**WHAT TO PRODUCE:** Go through the listing and pick out each line with the word "Report" in it.
****
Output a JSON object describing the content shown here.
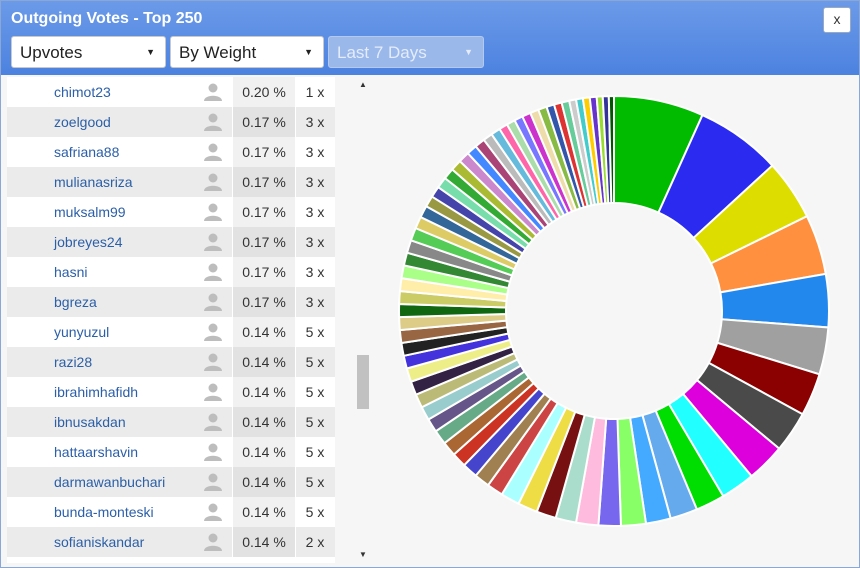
{
  "dialog": {
    "title": "Outgoing Votes - Top 250",
    "close_label": "x"
  },
  "filters": {
    "type": "Upvotes",
    "weight": "By Weight",
    "period": "Last 7 Days"
  },
  "table": {
    "rows": [
      {
        "name": "chimot23",
        "pct": "0.20 %",
        "count": "1 x"
      },
      {
        "name": "zoelgood",
        "pct": "0.17 %",
        "count": "3 x"
      },
      {
        "name": "safriana88",
        "pct": "0.17 %",
        "count": "3 x"
      },
      {
        "name": "mulianasriza",
        "pct": "0.17 %",
        "count": "3 x"
      },
      {
        "name": "muksalm99",
        "pct": "0.17 %",
        "count": "3 x"
      },
      {
        "name": "jobreyes24",
        "pct": "0.17 %",
        "count": "3 x"
      },
      {
        "name": "hasni",
        "pct": "0.17 %",
        "count": "3 x"
      },
      {
        "name": "bgreza",
        "pct": "0.17 %",
        "count": "3 x"
      },
      {
        "name": "yunyuzul",
        "pct": "0.14 %",
        "count": "5 x"
      },
      {
        "name": "razi28",
        "pct": "0.14 %",
        "count": "5 x"
      },
      {
        "name": "ibrahimhafidh",
        "pct": "0.14 %",
        "count": "5 x"
      },
      {
        "name": "ibnusakdan",
        "pct": "0.14 %",
        "count": "5 x"
      },
      {
        "name": "hattaarshavin",
        "pct": "0.14 %",
        "count": "5 x"
      },
      {
        "name": "darmawanbuchari",
        "pct": "0.14 %",
        "count": "5 x"
      },
      {
        "name": "bunda-monteski",
        "pct": "0.14 %",
        "count": "5 x"
      },
      {
        "name": "sofianiskandar",
        "pct": "0.14 %",
        "count": "2 x"
      }
    ]
  },
  "chart_data": {
    "type": "pie",
    "donut": true,
    "values": [
      10.5,
      10.0,
      7.1,
      7.0,
      6.2,
      5.5,
      5.0,
      4.8,
      4.5,
      4.0,
      3.4,
      3.2,
      2.9,
      2.9,
      2.6,
      2.6,
      2.4,
      2.3,
      2.3,
      2.2,
      1.9,
      1.8,
      1.8,
      1.7,
      1.7,
      1.7,
      1.6,
      1.6,
      1.6,
      1.6,
      1.6,
      1.5,
      1.5,
      1.5,
      1.5,
      1.5,
      1.5,
      1.5,
      1.5,
      1.5,
      1.5,
      1.5,
      1.4,
      1.4,
      1.3,
      1.3,
      1.3,
      1.3,
      1.3,
      1.3,
      1.2,
      1.2,
      1.1,
      1.1,
      1.0,
      1.0,
      1.0,
      1.0,
      1.0,
      1.0,
      0.9,
      0.9,
      0.9,
      0.8,
      0.8,
      0.8,
      0.8,
      0.7,
      0.7,
      0.6
    ],
    "colors": [
      "#00bb00",
      "#2a2af0",
      "#dddd00",
      "#ff9040",
      "#2288ee",
      "#a0a0a0",
      "#8b0000",
      "#4a4a4a",
      "#dd00dd",
      "#22ffff",
      "#00dd00",
      "#66aaee",
      "#44aaff",
      "#88ff66",
      "#7766ee",
      "#ffbbdd",
      "#aaddcc",
      "#771111",
      "#eedd44",
      "#aaffff",
      "#cc4444",
      "#a08050",
      "#4444cc",
      "#cc3322",
      "#aa6633",
      "#66aa88",
      "#665588",
      "#99cccc",
      "#bbbb77",
      "#332244",
      "#eeee88",
      "#4433dd",
      "#222222",
      "#996644",
      "#ddcc88",
      "#116611",
      "#cccc66",
      "#ffeeaa",
      "#aaff88",
      "#338833",
      "#888888",
      "#55cc55",
      "#ddcc66",
      "#336699",
      "#999944",
      "#4444aa",
      "#77ddaa",
      "#33aa33",
      "#aabb33",
      "#cc88cc",
      "#4488ff",
      "#aa4477",
      "#bbbbbb",
      "#66bbdd",
      "#ff66aa",
      "#aaddaa",
      "#7777ff",
      "#cc33cc",
      "#eeddaa",
      "#88bb44",
      "#3355aa",
      "#dd3333",
      "#66cc99",
      "#cccccc",
      "#44cccc",
      "#ffcc00",
      "#6633cc",
      "#99dd33",
      "#333399",
      "#005500"
    ]
  }
}
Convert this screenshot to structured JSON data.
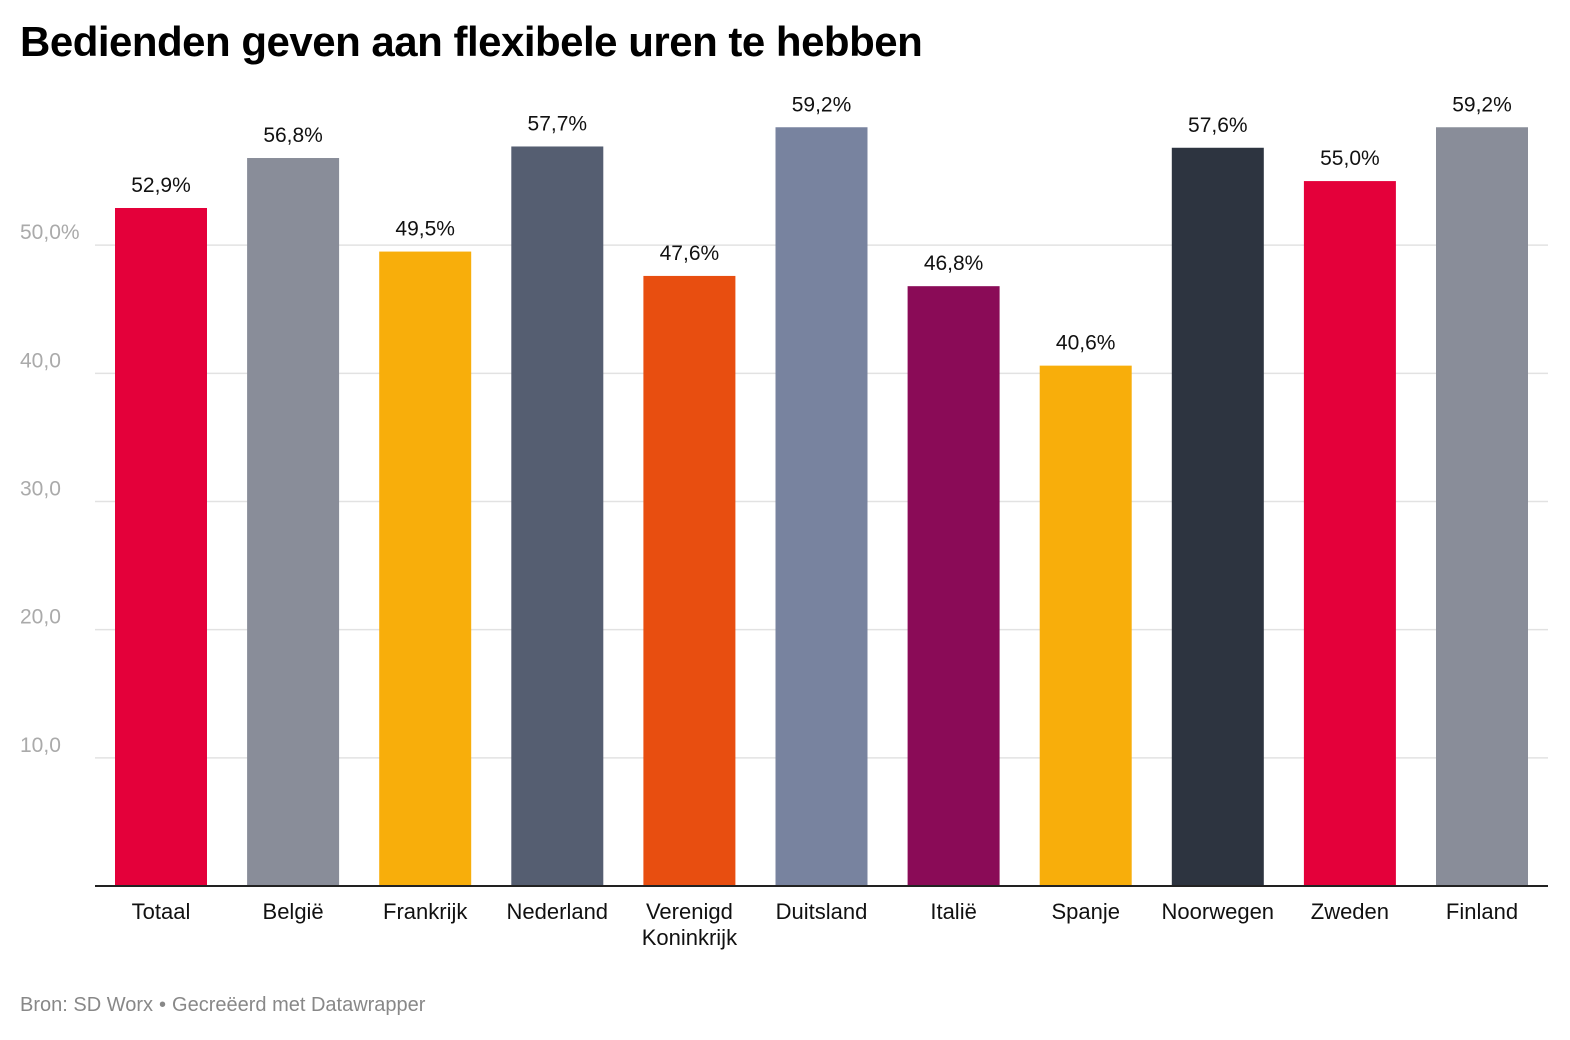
{
  "title": "Bedienden geven aan flexibele uren te hebben",
  "footer": {
    "source": "Bron: SD Worx",
    "separator": "•",
    "credit": "Gecreëerd met Datawrapper"
  },
  "chart_data": {
    "type": "bar",
    "title": "Bedienden geven aan flexibele uren te hebben",
    "xlabel": "",
    "ylabel": "",
    "ylim": [
      0,
      60
    ],
    "yticks": [
      {
        "value": 10,
        "label": "10,0"
      },
      {
        "value": 20,
        "label": "20,0"
      },
      {
        "value": 30,
        "label": "30,0"
      },
      {
        "value": 40,
        "label": "40,0"
      },
      {
        "value": 50,
        "label": "50,0%"
      }
    ],
    "grid": true,
    "categories": [
      [
        "Totaal"
      ],
      [
        "België"
      ],
      [
        "Frankrijk"
      ],
      [
        "Nederland"
      ],
      [
        "Verenigd",
        "Koninkrijk"
      ],
      [
        "Duitsland"
      ],
      [
        "Italië"
      ],
      [
        "Spanje"
      ],
      [
        "Noorwegen"
      ],
      [
        "Zweden"
      ],
      [
        "Finland"
      ]
    ],
    "values": [
      52.9,
      56.8,
      49.5,
      57.7,
      47.6,
      59.2,
      46.8,
      40.6,
      57.6,
      55.0,
      59.2
    ],
    "labels": [
      "52,9%",
      "56,8%",
      "49,5%",
      "57,7%",
      "47,6%",
      "59,2%",
      "46,8%",
      "40,6%",
      "57,6%",
      "55,0%",
      "59,2%"
    ],
    "colors": [
      "#e4003a",
      "#898d99",
      "#f8ae0b",
      "#555e71",
      "#e84e10",
      "#78839f",
      "#8a0b57",
      "#f8ae0b",
      "#2d3440",
      "#e4003a",
      "#898d99"
    ]
  }
}
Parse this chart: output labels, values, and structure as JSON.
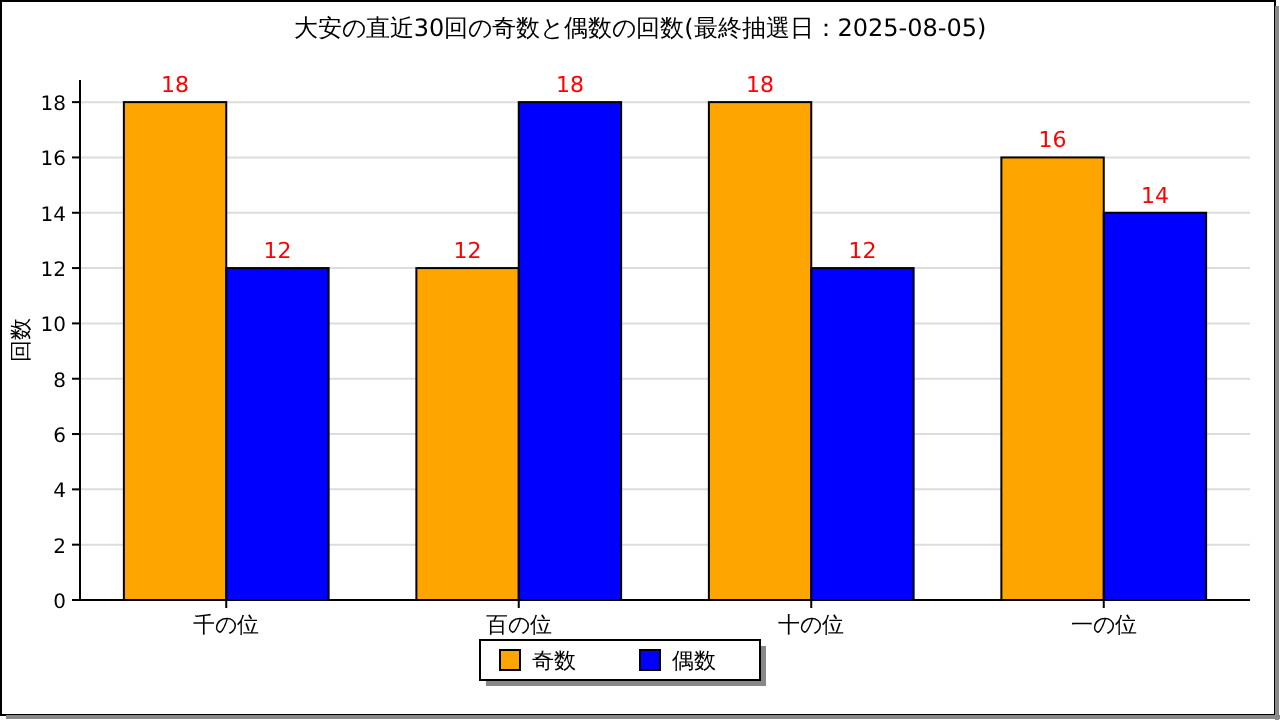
{
  "chart_data": {
    "type": "bar",
    "title": "大安の直近30回の奇数と偶数の回数(最終抽選日：2025-08-05)",
    "ylabel": "回数",
    "categories": [
      "千の位",
      "百の位",
      "十の位",
      "一の位"
    ],
    "series": [
      {
        "name": "奇数",
        "color": "#ffa500",
        "values": [
          18,
          12,
          18,
          16
        ]
      },
      {
        "name": "偶数",
        "color": "#0000ff",
        "values": [
          12,
          18,
          12,
          14
        ]
      }
    ],
    "ylim": [
      0,
      18.8
    ],
    "yticks": [
      0,
      2,
      4,
      6,
      8,
      10,
      12,
      14,
      16,
      18
    ],
    "grid": "y",
    "legend": "bottom",
    "data_labels": true
  }
}
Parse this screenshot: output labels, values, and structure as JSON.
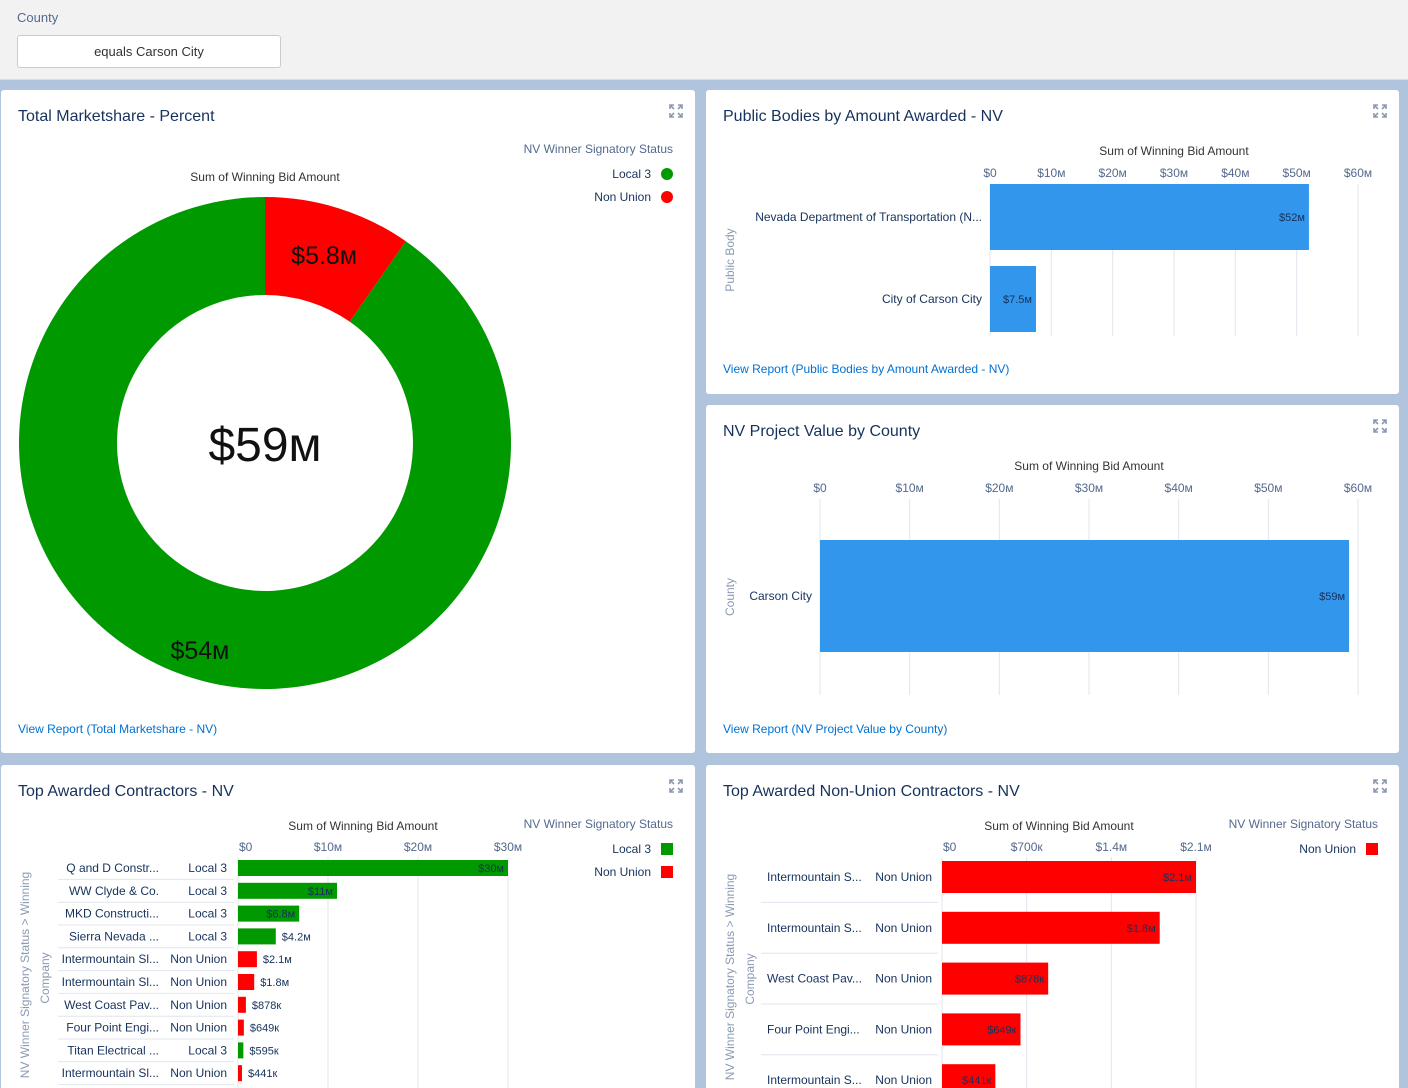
{
  "filter": {
    "label": "County",
    "value": "equals Carson City"
  },
  "colors": {
    "local3": "#009900",
    "non_union": "#ff0000",
    "bar_blue": "#3296ed",
    "link": "#0070d2"
  },
  "cards": {
    "marketshare": {
      "title": "Total Marketshare - Percent",
      "view_report": "View Report (Total Marketshare - NV)",
      "legend_title": "NV Winner Signatory Status",
      "legend": [
        "Local 3",
        "Non Union"
      ],
      "chart_data": {
        "type": "pie",
        "title": "Sum of Winning Bid Amount",
        "center_label": "$59м",
        "slices": [
          {
            "label": "Local 3",
            "value": 54,
            "display": "$54м",
            "color": "#009900"
          },
          {
            "label": "Non Union",
            "value": 5.8,
            "display": "$5.8м",
            "color": "#ff0000"
          }
        ]
      }
    },
    "public_bodies": {
      "title": "Public Bodies by Amount Awarded - NV",
      "view_report": "View Report (Public Bodies by Amount Awarded - NV)",
      "y_axis_label": "Public Body",
      "chart_data": {
        "type": "bar",
        "title": "Sum of Winning Bid Amount",
        "xlim": [
          0,
          60
        ],
        "ticks": [
          "$0",
          "$10м",
          "$20м",
          "$30м",
          "$40м",
          "$50м",
          "$60м"
        ],
        "categories": [
          "Nevada Department of Transportation (N...",
          "City of Carson City"
        ],
        "values": [
          52,
          7.5
        ],
        "labels": [
          "$52м",
          "$7.5м"
        ]
      }
    },
    "county": {
      "title": "NV Project Value by County",
      "view_report": "View Report (NV Project Value by County)",
      "y_axis_label": "County",
      "chart_data": {
        "type": "bar",
        "title": "Sum of Winning Bid Amount",
        "xlim": [
          0,
          60
        ],
        "ticks": [
          "$0",
          "$10м",
          "$20м",
          "$30м",
          "$40м",
          "$50м",
          "$60м"
        ],
        "categories": [
          "Carson City"
        ],
        "values": [
          59
        ],
        "labels": [
          "$59м"
        ]
      }
    },
    "top_contractors": {
      "title": "Top Awarded Contractors - NV",
      "legend_title": "NV Winner Signatory Status",
      "legend": [
        "Local 3",
        "Non Union"
      ],
      "y_axis_label_1": "NV Winner Signatory Status  >  Winning",
      "y_axis_label_2": "Company",
      "chart_data": {
        "type": "bar",
        "title": "Sum of Winning Bid Amount",
        "xlim": [
          0,
          30
        ],
        "ticks": [
          "$0",
          "$10м",
          "$20м",
          "$30м"
        ],
        "rows": [
          {
            "company": "Q and D Constr...",
            "status": "Local 3",
            "value": 30,
            "label": "$30м"
          },
          {
            "company": "WW Clyde & Co.",
            "status": "Local 3",
            "value": 11,
            "label": "$11м"
          },
          {
            "company": "MKD Constructi...",
            "status": "Local 3",
            "value": 6.8,
            "label": "$6.8м"
          },
          {
            "company": "Sierra Nevada ...",
            "status": "Local 3",
            "value": 4.2,
            "label": "$4.2м"
          },
          {
            "company": "Intermountain Sl...",
            "status": "Non Union",
            "value": 2.1,
            "label": "$2.1м"
          },
          {
            "company": "Intermountain Sl...",
            "status": "Non Union",
            "value": 1.8,
            "label": "$1.8м"
          },
          {
            "company": "West Coast Pav...",
            "status": "Non Union",
            "value": 0.878,
            "label": "$878к"
          },
          {
            "company": "Four Point Engi...",
            "status": "Non Union",
            "value": 0.649,
            "label": "$649к"
          },
          {
            "company": "Titan Electrical ...",
            "status": "Local 3",
            "value": 0.595,
            "label": "$595к"
          },
          {
            "company": "Intermountain Sl...",
            "status": "Non Union",
            "value": 0.441,
            "label": "$441к"
          }
        ]
      }
    },
    "non_union": {
      "title": "Top Awarded Non-Union Contractors - NV",
      "legend_title": "NV Winner Signatory Status",
      "legend": [
        "Non Union"
      ],
      "y_axis_label_1": "NV Winner Signatory Status  >  Winning",
      "y_axis_label_2": "Company",
      "chart_data": {
        "type": "bar",
        "title": "Sum of Winning Bid Amount",
        "xlim": [
          0,
          2.1
        ],
        "ticks": [
          "$0",
          "$700к",
          "$1.4м",
          "$2.1м"
        ],
        "rows": [
          {
            "company": "Intermountain S...",
            "status": "Non Union",
            "value": 2.1,
            "label": "$2.1м"
          },
          {
            "company": "Intermountain S...",
            "status": "Non Union",
            "value": 1.8,
            "label": "$1.8м"
          },
          {
            "company": "West Coast Pav...",
            "status": "Non Union",
            "value": 0.878,
            "label": "$878к"
          },
          {
            "company": "Four Point Engi...",
            "status": "Non Union",
            "value": 0.649,
            "label": "$649к"
          },
          {
            "company": "Intermountain S...",
            "status": "Non Union",
            "value": 0.441,
            "label": "$441к"
          }
        ]
      }
    }
  }
}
****
**OUTPUT OF THE TASK:**
      "view_report": "View Report (Total Marketshare - NV)",
      "view_report": "View Report (Public Bodies by Amount Awarded - NV)",
      "view_report": "View Report (NV Project Value by County)",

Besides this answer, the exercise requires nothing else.